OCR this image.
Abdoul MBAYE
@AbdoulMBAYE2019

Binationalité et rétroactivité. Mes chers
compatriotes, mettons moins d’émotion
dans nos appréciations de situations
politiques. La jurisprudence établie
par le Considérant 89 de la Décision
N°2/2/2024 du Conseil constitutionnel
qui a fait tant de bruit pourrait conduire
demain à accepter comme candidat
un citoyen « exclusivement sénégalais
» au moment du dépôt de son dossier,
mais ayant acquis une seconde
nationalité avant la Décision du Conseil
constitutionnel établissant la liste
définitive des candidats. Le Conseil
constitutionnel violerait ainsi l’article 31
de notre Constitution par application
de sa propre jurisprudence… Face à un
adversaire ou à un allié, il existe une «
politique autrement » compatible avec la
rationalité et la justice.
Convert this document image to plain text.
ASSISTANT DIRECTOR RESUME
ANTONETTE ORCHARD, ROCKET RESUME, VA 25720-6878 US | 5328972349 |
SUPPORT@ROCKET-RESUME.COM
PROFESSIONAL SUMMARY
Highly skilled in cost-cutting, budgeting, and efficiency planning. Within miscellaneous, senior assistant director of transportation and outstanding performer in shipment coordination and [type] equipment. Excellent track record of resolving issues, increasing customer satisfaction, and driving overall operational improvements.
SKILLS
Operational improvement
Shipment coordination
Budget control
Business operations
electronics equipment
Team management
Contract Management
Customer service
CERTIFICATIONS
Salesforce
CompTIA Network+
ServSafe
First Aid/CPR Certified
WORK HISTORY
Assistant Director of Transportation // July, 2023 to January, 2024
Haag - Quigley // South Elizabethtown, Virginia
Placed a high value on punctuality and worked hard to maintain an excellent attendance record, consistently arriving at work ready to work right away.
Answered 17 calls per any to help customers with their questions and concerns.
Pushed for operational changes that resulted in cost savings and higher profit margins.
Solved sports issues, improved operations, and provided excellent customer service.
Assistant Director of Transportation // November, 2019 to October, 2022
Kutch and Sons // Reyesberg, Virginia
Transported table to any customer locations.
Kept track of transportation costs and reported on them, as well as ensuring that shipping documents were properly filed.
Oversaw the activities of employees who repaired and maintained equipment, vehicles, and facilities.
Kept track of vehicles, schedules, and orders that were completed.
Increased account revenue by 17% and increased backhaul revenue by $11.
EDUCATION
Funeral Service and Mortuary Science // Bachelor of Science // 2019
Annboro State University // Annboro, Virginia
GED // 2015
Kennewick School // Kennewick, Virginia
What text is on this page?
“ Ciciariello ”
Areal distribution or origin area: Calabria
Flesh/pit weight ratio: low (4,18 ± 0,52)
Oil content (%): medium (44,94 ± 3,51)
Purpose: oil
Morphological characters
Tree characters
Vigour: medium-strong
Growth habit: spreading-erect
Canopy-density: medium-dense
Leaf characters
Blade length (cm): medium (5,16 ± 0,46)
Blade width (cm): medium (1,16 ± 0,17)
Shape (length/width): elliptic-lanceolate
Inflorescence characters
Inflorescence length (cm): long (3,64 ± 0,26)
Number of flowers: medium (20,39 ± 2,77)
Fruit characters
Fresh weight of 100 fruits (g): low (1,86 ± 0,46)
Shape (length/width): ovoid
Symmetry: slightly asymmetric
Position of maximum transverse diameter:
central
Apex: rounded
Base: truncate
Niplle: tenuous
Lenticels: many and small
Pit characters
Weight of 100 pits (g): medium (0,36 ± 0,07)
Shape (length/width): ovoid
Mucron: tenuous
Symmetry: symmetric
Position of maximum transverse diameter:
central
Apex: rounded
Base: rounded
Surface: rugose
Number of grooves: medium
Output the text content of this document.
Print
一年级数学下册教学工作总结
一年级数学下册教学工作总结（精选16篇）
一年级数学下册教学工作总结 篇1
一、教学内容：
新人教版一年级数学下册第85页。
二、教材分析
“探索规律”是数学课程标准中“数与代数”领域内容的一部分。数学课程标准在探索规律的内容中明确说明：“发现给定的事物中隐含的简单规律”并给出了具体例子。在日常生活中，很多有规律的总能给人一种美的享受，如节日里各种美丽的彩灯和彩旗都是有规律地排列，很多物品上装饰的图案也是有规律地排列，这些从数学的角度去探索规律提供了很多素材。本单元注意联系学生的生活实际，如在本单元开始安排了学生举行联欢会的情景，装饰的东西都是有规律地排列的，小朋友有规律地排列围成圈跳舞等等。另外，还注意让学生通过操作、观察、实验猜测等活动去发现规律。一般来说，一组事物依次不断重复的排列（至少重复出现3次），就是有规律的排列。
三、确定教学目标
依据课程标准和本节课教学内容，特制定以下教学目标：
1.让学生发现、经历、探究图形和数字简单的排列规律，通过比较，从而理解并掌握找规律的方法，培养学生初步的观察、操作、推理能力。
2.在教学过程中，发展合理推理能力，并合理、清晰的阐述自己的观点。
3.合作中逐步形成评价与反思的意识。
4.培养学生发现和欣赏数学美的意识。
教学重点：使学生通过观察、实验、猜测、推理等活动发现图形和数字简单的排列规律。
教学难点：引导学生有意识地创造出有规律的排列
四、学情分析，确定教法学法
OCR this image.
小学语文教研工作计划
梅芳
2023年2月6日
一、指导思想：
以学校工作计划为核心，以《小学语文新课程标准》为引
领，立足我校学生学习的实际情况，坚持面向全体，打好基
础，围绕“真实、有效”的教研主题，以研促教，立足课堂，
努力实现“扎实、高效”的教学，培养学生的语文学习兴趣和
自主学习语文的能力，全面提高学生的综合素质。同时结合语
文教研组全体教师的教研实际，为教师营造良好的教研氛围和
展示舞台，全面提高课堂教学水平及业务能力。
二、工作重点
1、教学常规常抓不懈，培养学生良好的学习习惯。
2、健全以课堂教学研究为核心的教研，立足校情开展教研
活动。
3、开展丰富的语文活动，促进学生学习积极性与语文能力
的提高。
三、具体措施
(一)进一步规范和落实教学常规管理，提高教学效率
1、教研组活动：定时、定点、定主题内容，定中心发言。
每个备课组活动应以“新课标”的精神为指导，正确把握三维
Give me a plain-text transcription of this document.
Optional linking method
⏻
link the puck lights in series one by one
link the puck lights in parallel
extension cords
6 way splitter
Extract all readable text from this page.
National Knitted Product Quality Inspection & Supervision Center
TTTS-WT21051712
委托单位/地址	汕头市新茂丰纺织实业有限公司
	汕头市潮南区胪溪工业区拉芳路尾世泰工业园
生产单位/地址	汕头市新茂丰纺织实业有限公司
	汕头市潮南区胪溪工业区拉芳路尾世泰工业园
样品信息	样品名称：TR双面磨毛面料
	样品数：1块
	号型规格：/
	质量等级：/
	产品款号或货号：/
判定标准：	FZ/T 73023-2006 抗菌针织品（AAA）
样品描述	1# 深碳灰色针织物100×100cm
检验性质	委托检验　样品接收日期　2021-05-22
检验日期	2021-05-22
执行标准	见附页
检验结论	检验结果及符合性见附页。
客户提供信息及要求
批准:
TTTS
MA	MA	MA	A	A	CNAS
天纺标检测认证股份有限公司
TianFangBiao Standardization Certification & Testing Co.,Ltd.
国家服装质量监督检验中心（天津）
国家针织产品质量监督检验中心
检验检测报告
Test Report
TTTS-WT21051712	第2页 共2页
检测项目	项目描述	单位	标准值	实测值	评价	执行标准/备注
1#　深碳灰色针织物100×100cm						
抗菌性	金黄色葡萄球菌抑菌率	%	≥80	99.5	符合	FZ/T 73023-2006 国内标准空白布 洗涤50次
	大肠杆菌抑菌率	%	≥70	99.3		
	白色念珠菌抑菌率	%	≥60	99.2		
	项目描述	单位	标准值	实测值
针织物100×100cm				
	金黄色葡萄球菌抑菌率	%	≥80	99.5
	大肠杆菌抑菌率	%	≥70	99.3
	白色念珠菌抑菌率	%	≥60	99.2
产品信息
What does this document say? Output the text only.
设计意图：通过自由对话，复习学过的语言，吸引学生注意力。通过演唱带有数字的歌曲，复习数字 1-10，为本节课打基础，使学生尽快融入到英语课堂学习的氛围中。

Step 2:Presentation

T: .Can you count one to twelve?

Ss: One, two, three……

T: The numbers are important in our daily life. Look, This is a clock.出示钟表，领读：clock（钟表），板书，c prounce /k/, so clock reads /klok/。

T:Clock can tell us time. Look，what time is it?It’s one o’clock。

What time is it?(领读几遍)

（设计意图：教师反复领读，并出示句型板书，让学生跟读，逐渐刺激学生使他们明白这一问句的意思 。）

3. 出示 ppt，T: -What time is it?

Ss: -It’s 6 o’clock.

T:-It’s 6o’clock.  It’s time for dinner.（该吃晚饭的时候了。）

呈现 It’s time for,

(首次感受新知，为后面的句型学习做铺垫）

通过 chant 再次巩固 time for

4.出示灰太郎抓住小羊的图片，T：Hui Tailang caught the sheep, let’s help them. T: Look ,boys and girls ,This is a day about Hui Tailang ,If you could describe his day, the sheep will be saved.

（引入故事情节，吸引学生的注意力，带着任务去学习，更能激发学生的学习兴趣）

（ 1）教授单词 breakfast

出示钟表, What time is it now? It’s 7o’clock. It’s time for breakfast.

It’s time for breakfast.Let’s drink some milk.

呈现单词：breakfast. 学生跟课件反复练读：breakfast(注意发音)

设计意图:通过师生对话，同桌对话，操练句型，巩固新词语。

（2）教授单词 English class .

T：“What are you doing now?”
^^^^^^^^^^^^^^^^
# [Short problem]
From the entries above, copy every line containing the word "lights".

# [The output]
link the puck lights in series one by one
link the puck lights in parallel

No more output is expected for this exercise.